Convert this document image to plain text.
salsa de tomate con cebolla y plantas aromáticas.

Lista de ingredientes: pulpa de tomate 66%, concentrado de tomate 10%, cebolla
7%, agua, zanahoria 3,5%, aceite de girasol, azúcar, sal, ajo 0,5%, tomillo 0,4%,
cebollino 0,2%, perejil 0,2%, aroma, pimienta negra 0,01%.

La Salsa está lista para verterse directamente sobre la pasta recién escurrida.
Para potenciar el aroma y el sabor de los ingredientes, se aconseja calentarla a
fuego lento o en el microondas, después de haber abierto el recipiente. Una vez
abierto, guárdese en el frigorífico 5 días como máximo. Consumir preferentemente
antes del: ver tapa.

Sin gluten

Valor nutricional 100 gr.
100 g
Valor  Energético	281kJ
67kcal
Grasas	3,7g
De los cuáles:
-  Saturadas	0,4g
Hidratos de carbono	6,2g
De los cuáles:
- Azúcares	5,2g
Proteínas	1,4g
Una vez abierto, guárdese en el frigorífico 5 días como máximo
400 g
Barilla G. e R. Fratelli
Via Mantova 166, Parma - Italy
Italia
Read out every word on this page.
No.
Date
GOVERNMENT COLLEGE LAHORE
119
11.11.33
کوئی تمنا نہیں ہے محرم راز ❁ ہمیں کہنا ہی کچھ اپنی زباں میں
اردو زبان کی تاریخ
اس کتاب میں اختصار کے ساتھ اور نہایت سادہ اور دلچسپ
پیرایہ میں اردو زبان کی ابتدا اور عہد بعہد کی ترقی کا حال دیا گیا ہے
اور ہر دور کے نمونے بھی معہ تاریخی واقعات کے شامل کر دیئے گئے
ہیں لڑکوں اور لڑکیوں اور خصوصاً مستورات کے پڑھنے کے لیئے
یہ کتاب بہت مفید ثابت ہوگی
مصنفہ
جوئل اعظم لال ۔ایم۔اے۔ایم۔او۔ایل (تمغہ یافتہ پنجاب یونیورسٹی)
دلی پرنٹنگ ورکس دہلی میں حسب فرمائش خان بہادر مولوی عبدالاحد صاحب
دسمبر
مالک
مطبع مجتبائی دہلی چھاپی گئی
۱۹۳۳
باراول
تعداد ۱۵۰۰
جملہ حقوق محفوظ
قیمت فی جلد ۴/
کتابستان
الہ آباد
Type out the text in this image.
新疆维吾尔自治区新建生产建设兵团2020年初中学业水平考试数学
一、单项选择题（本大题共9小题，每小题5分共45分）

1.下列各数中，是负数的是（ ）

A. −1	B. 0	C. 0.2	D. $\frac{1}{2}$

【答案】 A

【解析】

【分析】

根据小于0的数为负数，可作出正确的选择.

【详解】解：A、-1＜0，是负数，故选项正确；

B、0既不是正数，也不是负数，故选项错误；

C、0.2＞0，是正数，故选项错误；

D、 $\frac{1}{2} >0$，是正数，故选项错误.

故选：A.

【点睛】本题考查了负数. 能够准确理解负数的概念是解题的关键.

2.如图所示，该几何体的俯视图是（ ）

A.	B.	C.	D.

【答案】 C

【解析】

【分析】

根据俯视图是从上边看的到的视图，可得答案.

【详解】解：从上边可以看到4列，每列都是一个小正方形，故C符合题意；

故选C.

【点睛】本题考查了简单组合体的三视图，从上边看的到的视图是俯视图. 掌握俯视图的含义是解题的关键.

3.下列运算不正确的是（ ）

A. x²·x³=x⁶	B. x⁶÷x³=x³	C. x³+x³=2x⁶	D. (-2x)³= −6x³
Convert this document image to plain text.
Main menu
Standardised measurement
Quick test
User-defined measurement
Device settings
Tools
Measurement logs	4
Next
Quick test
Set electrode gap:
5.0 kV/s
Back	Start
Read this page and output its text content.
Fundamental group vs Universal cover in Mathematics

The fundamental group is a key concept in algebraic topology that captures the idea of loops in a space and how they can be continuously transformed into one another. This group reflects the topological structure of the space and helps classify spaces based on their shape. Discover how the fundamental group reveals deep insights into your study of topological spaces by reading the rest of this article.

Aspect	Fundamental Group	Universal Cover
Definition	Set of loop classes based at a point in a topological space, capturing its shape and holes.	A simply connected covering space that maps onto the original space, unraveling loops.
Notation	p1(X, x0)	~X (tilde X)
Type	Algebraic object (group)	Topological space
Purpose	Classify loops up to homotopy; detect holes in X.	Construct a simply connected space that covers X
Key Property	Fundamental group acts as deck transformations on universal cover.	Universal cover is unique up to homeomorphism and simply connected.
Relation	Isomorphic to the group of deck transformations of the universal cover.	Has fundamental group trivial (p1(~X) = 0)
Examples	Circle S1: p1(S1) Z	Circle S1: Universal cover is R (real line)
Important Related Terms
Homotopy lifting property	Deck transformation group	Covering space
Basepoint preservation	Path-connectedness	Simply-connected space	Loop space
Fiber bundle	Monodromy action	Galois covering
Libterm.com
§ §
Repeat exactly, and only, the lines from the line with "Read this page and output its text content." through the end of the listing above, both ends included.

**Response to the exercise**
Read this page and output its text content.
Fundamental group vs Universal cover in Mathematics

The fundamental group is a key concept in algebraic topology that captures the idea of loops in a space and how they can be continuously transformed into one another. This group reflects the topological structure of the space and helps classify spaces based on their shape. Discover how the fundamental group reveals deep insights into your study of topological spaces by reading the rest of this article.

Aspect	Fundamental Group	Universal Cover
Definition	Set of loop classes based at a point in a topological space, capturing its shape and holes.	A simply connected covering space that maps onto the original space, unraveling loops.
Notation	p1(X, x0)	~X (tilde X)
Type	Algebraic object (group)	Topological space
Purpose	Classify loops up to homotopy; detect holes in X.	Construct a simply connected space that covers X
Key Property	Fundamental group acts as deck transformations on universal cover.	Universal cover is unique up to homeomorphism and simply connected.
Relation	Isomorphic to the group of deck transformations of the universal cover.	Has fundamental group trivial (p1(~X) = 0)
Examples	Circle S1: p1(S1) Z	Circle S1: Universal cover is R (real line)
Important Related Terms
Homotopy lifting property	Deck transformation group	Covering space
Basepoint preservation	Path-connectedness	Simply-connected space	Loop space
Fiber bundle	Monodromy action	Galois covering
Libterm.com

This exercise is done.